[Start of Data for this exercise]

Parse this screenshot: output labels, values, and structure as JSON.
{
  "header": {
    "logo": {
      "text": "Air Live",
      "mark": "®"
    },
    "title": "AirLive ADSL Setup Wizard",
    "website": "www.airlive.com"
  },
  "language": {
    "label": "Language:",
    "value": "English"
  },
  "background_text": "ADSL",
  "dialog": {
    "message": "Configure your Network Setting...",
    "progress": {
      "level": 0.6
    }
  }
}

[End of Data for this exercise]

### Set task
All of the data above should be transcribed exactly.

### Task output
Parse this screenshot: output labels, values, and structure as JSON.
{
  "header": {
    "logo": {
      "text": "Air Live",
      "mark": "®"
    },
    "title": "AirLive ADSL Setup Wizard",
    "website": "www.airlive.com"
  },
  "language": {
    "label": "Language:",
    "value": "English"
  },
  "background_text": "ADSL",
  "dialog": {
    "message": "Configure your Network Setting...",
    "progress": {
      "level": 0.6
    }
  }
}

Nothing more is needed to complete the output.